→ 作業指示
1. 法事とお刺身についての文章をもとに、次の問いに答えよ。
(a) 宴会のお刺身盛り合わせを作ったのは誰か。
(b) としゆきさんの家が長年営んでいる店は何か。
(c) 筆者の家は何人家族だったか。
2. 法事とお刺身についての文章を、最後の文の後から書き継げ。

→ 課題本文
•••
先日、法事で実家に帰省しました。昨年亡くなった祖母の一周忌と祖父の十三回忌、曾祖父の三十三回忌をまとめた一大イベントです。法事前日には父の姉三人と末姉の家族が到着し、夜は祖父の兄弟達も加わり大宴会になりました。食卓には母が作った煮物やサラダ、沢山のおかずが並んでいます。その中で一番目立っているのが大きなお皿のお刺身盛り合わせ。マグロ、イカ、タコ、タイ、ブリ、甘エビなどが豪華に並んでいます。これは近所でお店を営む父の従兄弟のとしゆきさんに作ってもらったものです。みんなの一番のお目当てはもちろんお刺身。宴が始まるなりどんどん無くなります。この時ばかりは私も急いでお皿に自分のお刺身を確保しました。

 としゆきさんの家はスーパーを長年営んでおり、売りはお刺身でどれも新鮮。とっても美味しいんです。なので私の家もずっとお世話になっており、栃木で海が無いにもかかわらずお魚に恵まれていました。小さい頃からお刺身を日常的に食べていましたが、特に好きだったのがたまにやっていた手巻き寿司。食卓にはお刺身や色々な具とともに大きなボールに入った酢飯がドカンと置かれています。みんなそれぞれが好みの具を自分で巻いて食べるのです。7人家族だったのでいつも賑やかでしたが、この時はさらに気分が上がりました。
•••
→ データ抜粋
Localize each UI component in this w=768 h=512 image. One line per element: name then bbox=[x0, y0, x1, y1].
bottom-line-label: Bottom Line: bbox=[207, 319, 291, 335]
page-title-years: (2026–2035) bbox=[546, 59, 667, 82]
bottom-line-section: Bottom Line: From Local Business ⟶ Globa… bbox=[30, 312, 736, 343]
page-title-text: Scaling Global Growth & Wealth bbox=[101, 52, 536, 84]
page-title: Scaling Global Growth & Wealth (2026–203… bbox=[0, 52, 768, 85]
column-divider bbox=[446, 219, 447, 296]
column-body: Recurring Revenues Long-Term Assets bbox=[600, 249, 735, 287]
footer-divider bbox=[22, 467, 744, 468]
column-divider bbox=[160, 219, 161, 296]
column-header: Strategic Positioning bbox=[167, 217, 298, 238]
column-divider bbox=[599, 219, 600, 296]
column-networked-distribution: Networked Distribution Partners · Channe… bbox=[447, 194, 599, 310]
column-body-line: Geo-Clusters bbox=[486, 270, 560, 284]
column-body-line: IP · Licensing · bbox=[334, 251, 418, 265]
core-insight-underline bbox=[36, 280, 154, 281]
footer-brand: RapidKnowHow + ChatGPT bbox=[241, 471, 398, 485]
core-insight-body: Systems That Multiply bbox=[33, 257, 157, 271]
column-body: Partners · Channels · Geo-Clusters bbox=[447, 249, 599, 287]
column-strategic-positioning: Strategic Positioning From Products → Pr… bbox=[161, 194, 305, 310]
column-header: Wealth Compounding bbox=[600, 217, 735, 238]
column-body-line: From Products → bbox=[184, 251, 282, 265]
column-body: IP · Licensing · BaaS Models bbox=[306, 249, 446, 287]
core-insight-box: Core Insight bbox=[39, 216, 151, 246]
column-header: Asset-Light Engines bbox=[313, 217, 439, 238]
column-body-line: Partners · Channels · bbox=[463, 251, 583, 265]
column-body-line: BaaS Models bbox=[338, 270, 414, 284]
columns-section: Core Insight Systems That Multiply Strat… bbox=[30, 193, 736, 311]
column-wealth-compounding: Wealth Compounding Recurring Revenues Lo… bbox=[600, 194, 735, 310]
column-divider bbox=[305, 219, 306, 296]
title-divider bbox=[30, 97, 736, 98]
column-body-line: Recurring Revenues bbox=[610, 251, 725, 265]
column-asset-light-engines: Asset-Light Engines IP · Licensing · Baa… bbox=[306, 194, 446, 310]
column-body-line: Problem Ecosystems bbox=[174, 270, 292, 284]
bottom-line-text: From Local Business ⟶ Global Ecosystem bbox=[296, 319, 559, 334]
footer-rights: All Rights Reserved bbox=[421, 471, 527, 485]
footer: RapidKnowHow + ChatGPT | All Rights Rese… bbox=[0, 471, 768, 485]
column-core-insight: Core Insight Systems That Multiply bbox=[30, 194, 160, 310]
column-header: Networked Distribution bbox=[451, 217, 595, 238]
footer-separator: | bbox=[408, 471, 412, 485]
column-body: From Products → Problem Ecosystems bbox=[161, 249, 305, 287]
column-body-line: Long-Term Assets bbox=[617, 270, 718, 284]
•••
→ 番号別解答
1.
(a) 近所でお店を営む父の従兄弟のとしゆきさん
(b) スーパー
(c) 7人

2.
 あんなにワクワクしていた手巻き寿司なのに考えたらもう10年以上食べていません。あの時私はただ食べるだけでしたが、作る側にとっては用意するものが色々あって結構面倒だったのかもしれません。でも子供を喜ばせるために母ががんばってくれたのでしょう。昔の楽しかった光景が目に浮かびます。これだけ手巻き寿司について考えたのも久しぶりなので、どんどんまた食べたくなってきました。次帰った時、今度は私が家族みんなに振る舞おうと思います。うまくできればいいな〜。

たけいちか◎1982年宇都宮市生まれ。イラストレーター。イラストレーション青山塾イラストレーション科卒業。06年TIS公募入選。07年イラストノート誌、ノート展大賞。11年TIS公募大賞。書籍の装画や雑誌の挿絵などを中心に活動しています。見た人が楽しくなるような絵を心掛けています。